Instruction. In the listing below, count each line containing "University" and answer with the count only.

Supplied information.
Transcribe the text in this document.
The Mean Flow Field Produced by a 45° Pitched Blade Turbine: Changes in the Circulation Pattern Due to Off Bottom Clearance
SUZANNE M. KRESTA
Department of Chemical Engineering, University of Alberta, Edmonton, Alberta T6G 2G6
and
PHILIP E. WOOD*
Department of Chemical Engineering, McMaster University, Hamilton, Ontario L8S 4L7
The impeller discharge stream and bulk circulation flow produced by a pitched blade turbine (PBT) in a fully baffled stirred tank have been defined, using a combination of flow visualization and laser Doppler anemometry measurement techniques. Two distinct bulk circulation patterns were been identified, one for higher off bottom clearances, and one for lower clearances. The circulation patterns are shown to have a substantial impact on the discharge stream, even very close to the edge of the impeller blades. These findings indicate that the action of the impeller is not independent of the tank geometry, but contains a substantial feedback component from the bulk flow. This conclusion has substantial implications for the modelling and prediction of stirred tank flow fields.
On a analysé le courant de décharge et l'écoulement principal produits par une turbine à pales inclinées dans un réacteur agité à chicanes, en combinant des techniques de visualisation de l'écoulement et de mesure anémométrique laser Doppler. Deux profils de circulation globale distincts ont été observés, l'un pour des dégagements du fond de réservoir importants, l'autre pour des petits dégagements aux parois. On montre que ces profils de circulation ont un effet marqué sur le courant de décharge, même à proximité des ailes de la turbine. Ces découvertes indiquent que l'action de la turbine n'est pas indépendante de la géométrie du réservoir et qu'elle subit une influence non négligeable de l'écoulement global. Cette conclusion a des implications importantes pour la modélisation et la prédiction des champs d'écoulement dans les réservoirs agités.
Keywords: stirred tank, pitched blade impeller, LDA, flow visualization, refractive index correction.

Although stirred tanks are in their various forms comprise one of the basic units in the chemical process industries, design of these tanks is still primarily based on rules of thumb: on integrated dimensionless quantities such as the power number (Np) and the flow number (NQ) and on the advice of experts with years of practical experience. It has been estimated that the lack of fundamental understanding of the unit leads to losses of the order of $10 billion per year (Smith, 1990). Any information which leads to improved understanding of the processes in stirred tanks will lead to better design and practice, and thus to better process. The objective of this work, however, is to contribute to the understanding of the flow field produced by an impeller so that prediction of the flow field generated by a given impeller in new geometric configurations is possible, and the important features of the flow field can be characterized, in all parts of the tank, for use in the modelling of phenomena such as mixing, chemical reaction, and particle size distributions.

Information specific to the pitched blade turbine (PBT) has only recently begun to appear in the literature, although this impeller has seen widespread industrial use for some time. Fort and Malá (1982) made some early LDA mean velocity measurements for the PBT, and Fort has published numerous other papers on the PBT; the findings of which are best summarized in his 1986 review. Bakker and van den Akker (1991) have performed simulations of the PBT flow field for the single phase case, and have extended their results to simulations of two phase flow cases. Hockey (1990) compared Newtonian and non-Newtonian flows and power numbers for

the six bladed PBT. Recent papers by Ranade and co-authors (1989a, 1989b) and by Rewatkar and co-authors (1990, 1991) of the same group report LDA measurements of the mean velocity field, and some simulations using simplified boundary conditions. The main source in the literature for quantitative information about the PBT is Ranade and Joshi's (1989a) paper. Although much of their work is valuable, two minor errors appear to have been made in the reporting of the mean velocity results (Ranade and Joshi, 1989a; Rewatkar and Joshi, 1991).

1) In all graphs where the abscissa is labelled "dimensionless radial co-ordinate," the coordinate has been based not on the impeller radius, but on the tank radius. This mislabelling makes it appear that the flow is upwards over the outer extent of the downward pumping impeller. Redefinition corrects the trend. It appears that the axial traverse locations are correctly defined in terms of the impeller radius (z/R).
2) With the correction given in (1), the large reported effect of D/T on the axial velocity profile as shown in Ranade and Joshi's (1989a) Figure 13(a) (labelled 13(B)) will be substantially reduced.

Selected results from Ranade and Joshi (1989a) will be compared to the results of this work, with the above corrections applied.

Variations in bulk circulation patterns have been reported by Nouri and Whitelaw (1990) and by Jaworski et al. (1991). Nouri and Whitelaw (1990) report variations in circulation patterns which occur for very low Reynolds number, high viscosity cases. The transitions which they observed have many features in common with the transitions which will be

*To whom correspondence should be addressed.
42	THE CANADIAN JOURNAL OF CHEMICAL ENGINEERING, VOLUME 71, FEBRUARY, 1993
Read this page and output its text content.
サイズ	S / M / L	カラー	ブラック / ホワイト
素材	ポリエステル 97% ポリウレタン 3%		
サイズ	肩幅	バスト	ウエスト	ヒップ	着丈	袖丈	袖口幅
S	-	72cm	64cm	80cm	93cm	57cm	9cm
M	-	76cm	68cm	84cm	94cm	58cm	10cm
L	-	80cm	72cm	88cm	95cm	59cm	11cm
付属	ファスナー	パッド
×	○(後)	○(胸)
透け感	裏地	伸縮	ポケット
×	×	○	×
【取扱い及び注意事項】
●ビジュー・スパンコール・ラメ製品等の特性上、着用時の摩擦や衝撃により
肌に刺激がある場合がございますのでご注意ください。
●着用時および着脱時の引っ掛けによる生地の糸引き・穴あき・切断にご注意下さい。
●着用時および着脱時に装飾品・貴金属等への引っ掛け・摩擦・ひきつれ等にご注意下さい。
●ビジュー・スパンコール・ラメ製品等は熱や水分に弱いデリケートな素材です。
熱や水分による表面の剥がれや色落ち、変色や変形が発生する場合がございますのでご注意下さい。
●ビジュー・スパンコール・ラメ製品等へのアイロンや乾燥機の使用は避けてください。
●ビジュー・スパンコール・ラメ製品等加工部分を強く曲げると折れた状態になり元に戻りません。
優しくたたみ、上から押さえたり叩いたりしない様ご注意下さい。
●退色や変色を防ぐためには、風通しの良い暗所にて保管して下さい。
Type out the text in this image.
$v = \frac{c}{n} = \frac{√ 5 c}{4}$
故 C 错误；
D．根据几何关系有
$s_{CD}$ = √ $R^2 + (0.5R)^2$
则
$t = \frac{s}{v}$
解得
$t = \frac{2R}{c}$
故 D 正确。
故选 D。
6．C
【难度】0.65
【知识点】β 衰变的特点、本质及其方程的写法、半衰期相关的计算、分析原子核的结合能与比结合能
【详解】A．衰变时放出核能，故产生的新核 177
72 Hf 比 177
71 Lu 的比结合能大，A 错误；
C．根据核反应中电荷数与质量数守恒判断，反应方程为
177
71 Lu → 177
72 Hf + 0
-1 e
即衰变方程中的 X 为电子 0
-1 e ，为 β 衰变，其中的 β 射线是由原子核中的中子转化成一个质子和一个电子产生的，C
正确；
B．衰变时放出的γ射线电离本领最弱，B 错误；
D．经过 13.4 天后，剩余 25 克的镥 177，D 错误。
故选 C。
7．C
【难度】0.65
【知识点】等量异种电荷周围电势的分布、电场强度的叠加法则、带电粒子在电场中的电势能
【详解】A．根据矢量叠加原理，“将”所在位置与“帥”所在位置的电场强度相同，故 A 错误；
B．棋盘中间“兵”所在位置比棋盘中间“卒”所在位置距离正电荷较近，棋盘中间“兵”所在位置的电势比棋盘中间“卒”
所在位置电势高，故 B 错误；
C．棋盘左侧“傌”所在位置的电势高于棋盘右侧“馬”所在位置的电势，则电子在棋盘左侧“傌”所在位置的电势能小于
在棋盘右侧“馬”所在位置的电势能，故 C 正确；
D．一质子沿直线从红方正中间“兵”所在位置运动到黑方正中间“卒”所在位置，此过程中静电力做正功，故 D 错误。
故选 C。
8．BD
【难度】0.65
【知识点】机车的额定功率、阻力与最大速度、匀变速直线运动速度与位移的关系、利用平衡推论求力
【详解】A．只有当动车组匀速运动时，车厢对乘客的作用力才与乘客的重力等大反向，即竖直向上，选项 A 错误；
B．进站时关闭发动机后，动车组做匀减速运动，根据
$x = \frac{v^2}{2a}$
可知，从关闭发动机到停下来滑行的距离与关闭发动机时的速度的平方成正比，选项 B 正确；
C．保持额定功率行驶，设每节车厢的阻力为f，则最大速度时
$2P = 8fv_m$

Solution for this problem. 2